What is the number of lines in these entries that include "icon"? Write that number and no other text.

══════════════════════════════

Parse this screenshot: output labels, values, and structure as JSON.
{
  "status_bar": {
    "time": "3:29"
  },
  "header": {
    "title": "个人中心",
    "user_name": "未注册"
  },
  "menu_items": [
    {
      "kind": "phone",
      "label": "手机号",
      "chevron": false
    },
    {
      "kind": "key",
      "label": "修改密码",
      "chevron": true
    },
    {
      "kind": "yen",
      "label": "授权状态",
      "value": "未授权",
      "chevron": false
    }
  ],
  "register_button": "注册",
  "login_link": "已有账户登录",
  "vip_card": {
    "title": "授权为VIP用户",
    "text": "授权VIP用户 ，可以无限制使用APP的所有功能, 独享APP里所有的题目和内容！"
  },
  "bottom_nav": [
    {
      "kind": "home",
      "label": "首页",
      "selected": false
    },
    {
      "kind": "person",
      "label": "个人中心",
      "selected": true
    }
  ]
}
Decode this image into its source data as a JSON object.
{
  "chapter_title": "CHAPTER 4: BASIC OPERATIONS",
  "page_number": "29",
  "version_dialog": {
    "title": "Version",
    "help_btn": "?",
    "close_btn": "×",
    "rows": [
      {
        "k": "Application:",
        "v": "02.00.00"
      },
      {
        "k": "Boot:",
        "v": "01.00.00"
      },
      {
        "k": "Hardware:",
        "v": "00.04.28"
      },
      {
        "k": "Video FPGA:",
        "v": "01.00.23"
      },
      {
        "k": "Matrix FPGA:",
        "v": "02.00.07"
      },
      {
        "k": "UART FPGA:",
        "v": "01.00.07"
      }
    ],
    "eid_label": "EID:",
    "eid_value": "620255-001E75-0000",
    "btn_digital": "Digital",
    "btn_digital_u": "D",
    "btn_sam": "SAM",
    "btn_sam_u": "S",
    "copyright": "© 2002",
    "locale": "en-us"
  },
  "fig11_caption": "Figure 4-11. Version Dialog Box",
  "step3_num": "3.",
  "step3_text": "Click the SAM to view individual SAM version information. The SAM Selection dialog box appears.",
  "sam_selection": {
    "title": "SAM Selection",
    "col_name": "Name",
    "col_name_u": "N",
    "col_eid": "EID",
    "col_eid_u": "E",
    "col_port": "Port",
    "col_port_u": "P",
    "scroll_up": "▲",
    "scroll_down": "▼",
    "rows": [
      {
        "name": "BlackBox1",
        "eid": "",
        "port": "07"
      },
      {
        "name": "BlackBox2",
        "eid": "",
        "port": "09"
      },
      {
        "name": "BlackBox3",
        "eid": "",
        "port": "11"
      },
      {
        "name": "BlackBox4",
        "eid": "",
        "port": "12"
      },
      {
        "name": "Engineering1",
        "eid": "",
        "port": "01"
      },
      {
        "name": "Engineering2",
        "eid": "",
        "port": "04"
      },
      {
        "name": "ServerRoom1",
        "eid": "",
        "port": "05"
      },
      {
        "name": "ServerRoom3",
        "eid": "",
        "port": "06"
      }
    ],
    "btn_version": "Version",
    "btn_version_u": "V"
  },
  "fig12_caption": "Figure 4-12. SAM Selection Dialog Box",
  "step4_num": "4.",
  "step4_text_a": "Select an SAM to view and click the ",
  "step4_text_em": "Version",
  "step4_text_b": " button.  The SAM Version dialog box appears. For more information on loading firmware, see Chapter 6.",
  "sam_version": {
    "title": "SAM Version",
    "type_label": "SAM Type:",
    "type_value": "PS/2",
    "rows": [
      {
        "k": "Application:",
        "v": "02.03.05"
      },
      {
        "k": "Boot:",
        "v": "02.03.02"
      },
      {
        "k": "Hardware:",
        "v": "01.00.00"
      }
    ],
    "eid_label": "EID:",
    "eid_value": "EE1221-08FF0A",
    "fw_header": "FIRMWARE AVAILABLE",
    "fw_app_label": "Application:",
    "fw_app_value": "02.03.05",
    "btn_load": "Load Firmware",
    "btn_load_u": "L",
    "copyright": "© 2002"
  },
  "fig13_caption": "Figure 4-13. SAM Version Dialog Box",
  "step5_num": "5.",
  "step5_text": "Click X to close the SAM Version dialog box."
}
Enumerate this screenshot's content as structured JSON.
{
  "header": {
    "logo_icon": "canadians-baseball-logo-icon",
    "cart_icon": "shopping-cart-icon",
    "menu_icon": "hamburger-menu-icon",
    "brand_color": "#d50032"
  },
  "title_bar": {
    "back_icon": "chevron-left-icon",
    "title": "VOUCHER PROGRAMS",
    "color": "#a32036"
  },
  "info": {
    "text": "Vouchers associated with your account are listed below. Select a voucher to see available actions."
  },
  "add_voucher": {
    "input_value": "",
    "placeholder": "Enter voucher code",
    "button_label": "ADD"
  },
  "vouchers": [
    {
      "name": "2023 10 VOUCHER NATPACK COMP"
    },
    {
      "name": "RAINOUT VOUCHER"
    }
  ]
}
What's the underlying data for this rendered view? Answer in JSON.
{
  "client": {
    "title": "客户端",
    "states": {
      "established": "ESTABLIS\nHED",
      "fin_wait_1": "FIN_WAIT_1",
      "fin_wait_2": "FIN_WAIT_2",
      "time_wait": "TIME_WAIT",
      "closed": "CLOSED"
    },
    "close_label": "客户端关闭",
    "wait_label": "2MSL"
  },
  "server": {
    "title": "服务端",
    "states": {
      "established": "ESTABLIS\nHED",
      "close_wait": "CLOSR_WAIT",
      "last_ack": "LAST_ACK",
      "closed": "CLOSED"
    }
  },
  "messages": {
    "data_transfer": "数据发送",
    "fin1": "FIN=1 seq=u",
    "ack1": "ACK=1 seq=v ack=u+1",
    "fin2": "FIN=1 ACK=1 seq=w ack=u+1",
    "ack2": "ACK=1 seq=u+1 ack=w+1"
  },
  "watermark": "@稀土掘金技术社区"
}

══════════════════════════════

● **SOLVED PROBLEM**
4